▶ Given instruction
Reproduce the records below exactly as given.
START
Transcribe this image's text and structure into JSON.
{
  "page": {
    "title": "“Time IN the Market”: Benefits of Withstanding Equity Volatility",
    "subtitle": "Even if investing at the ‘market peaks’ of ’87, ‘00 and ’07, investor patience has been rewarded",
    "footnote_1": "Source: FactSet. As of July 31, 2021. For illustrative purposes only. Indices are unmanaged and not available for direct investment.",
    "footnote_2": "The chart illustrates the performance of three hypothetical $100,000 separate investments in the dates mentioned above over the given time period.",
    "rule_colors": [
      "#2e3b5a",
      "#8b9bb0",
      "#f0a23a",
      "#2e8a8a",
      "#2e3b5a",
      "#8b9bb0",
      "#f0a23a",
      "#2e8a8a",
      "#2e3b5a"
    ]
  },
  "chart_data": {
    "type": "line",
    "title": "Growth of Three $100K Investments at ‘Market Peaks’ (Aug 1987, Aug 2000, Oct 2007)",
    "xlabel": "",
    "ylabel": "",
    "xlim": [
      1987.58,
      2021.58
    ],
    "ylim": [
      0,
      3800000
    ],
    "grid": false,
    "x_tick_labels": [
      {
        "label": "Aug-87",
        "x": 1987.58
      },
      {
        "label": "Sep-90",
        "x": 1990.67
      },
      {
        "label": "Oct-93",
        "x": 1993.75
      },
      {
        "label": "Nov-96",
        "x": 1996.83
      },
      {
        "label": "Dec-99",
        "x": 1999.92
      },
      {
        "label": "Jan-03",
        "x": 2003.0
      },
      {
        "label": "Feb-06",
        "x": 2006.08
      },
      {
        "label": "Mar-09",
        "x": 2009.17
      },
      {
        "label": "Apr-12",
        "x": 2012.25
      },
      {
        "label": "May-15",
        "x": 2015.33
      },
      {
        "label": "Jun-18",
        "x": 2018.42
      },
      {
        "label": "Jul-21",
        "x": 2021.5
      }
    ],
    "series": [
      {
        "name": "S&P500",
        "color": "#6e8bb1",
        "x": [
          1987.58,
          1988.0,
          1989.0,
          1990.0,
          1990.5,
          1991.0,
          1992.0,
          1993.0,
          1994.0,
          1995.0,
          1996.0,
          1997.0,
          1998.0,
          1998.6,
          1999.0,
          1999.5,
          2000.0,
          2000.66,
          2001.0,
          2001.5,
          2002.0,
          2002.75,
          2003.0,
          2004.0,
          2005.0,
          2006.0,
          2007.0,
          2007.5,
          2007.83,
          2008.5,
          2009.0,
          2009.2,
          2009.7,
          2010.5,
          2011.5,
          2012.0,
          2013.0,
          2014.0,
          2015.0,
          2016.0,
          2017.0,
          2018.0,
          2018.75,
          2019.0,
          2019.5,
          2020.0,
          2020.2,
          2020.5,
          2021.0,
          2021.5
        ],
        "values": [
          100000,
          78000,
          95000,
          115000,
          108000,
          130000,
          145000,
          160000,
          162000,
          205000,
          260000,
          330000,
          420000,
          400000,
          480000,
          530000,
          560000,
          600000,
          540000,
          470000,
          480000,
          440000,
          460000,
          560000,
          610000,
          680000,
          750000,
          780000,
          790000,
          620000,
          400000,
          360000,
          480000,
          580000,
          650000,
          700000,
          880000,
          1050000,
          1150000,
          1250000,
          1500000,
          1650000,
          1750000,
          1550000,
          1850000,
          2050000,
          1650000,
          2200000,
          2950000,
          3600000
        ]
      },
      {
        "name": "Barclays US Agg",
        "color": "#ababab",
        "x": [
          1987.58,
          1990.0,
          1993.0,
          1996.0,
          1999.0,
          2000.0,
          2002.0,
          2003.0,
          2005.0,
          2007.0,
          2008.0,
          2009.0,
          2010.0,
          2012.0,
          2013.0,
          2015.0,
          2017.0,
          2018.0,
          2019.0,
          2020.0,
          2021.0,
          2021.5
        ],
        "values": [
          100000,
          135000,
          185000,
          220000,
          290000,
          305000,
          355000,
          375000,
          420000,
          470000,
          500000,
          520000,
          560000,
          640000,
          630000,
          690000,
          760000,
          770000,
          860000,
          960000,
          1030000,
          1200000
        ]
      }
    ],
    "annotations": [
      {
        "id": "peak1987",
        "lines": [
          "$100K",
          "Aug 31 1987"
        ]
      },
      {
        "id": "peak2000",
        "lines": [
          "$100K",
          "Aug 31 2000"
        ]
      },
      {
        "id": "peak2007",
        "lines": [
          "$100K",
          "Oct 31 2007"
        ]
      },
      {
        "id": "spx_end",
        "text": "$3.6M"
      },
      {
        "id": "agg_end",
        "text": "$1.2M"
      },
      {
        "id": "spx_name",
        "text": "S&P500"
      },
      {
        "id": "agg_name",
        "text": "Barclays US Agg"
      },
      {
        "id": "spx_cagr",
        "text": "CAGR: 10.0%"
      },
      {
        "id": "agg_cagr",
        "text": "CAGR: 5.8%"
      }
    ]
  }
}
END
▶ Full solution
Transcribe this image's text and structure into JSON.
{
  "page": {
    "title": "“Time IN the Market”: Benefits of Withstanding Equity Volatility",
    "subtitle": "Even if investing at the ‘market peaks’ of ’87, ‘00 and ’07, investor patience has been rewarded",
    "footnote_1": "Source: FactSet. As of July 31, 2021. For illustrative purposes only. Indices are unmanaged and not available for direct investment.",
    "footnote_2": "The chart illustrates the performance of three hypothetical $100,000 separate investments in the dates mentioned above over the given time period.",
    "rule_colors": [
      "#2e3b5a",
      "#8b9bb0",
      "#f0a23a",
      "#2e8a8a",
      "#2e3b5a",
      "#8b9bb0",
      "#f0a23a",
      "#2e8a8a",
      "#2e3b5a"
    ]
  },
  "chart_data": {
    "type": "line",
    "title": "Growth of Three $100K Investments at ‘Market Peaks’ (Aug 1987, Aug 2000, Oct 2007)",
    "xlabel": "",
    "ylabel": "",
    "xlim": [
      1987.58,
      2021.58
    ],
    "ylim": [
      0,
      3800000
    ],
    "grid": false,
    "x_tick_labels": [
      {
        "label": "Aug-87",
        "x": 1987.58
      },
      {
        "label": "Sep-90",
        "x": 1990.67
      },
      {
        "label": "Oct-93",
        "x": 1993.75
      },
      {
        "label": "Nov-96",
        "x": 1996.83
      },
      {
        "label": "Dec-99",
        "x": 1999.92
      },
      {
        "label": "Jan-03",
        "x": 2003.0
      },
      {
        "label": "Feb-06",
        "x": 2006.08
      },
      {
        "label": "Mar-09",
        "x": 2009.17
      },
      {
        "label": "Apr-12",
        "x": 2012.25
      },
      {
        "label": "May-15",
        "x": 2015.33
      },
      {
        "label": "Jun-18",
        "x": 2018.42
      },
      {
        "label": "Jul-21",
        "x": 2021.5
      }
    ],
    "series": [
      {
        "name": "S&P500",
        "color": "#6e8bb1",
        "x": [
          1987.58,
          1988.0,
          1989.0,
          1990.0,
          1990.5,
          1991.0,
          1992.0,
          1993.0,
          1994.0,
          1995.0,
          1996.0,
          1997.0,
          1998.0,
          1998.6,
          1999.0,
          1999.5,
          2000.0,
          2000.66,
          2001.0,
          2001.5,
          2002.0,
          2002.75,
          2003.0,
          2004.0,
          2005.0,
          2006.0,
          2007.0,
          2007.5,
          2007.83,
          2008.5,
          2009.0,
          2009.2,
          2009.7,
          2010.5,
          2011.5,
          2012.0,
          2013.0,
          2014.0,
          2015.0,
          2016.0,
          2017.0,
          2018.0,
          2018.75,
          2019.0,
          2019.5,
          2020.0,
          2020.2,
          2020.5,
          2021.0,
          2021.5
        ],
        "values": [
          100000,
          78000,
          95000,
          115000,
          108000,
          130000,
          145000,
          160000,
          162000,
          205000,
          260000,
          330000,
          420000,
          400000,
          480000,
          530000,
          560000,
          600000,
          540000,
          470000,
          480000,
          440000,
          460000,
          560000,
          610000,
          680000,
          750000,
          780000,
          790000,
          620000,
          400000,
          360000,
          480000,
          580000,
          650000,
          700000,
          880000,
          1050000,
          1150000,
          1250000,
          1500000,
          1650000,
          1750000,
          1550000,
          1850000,
          2050000,
          1650000,
          2200000,
          2950000,
          3600000
        ]
      },
      {
        "name": "Barclays US Agg",
        "color": "#ababab",
        "x": [
          1987.58,
          1990.0,
          1993.0,
          1996.0,
          1999.0,
          2000.0,
          2002.0,
          2003.0,
          2005.0,
          2007.0,
          2008.0,
          2009.0,
          2010.0,
          2012.0,
          2013.0,
          2015.0,
          2017.0,
          2018.0,
          2019.0,
          2020.0,
          2021.0,
          2021.5
        ],
        "values": [
          100000,
          135000,
          185000,
          220000,
          290000,
          305000,
          355000,
          375000,
          420000,
          470000,
          500000,
          520000,
          560000,
          640000,
          630000,
          690000,
          760000,
          770000,
          860000,
          960000,
          1030000,
          1200000
        ]
      }
    ],
    "annotations": [
      {
        "id": "peak1987",
        "lines": [
          "$100K",
          "Aug 31 1987"
        ]
      },
      {
        "id": "peak2000",
        "lines": [
          "$100K",
          "Aug 31 2000"
        ]
      },
      {
        "id": "peak2007",
        "lines": [
          "$100K",
          "Oct 31 2007"
        ]
      },
      {
        "id": "spx_end",
        "text": "$3.6M"
      },
      {
        "id": "agg_end",
        "text": "$1.2M"
      },
      {
        "id": "spx_name",
        "text": "S&P500"
      },
      {
        "id": "agg_name",
        "text": "Barclays US Agg"
      },
      {
        "id": "spx_cagr",
        "text": "CAGR: 10.0%"
      },
      {
        "id": "agg_cagr",
        "text": "CAGR: 5.8%"
      }
    ]
  }
}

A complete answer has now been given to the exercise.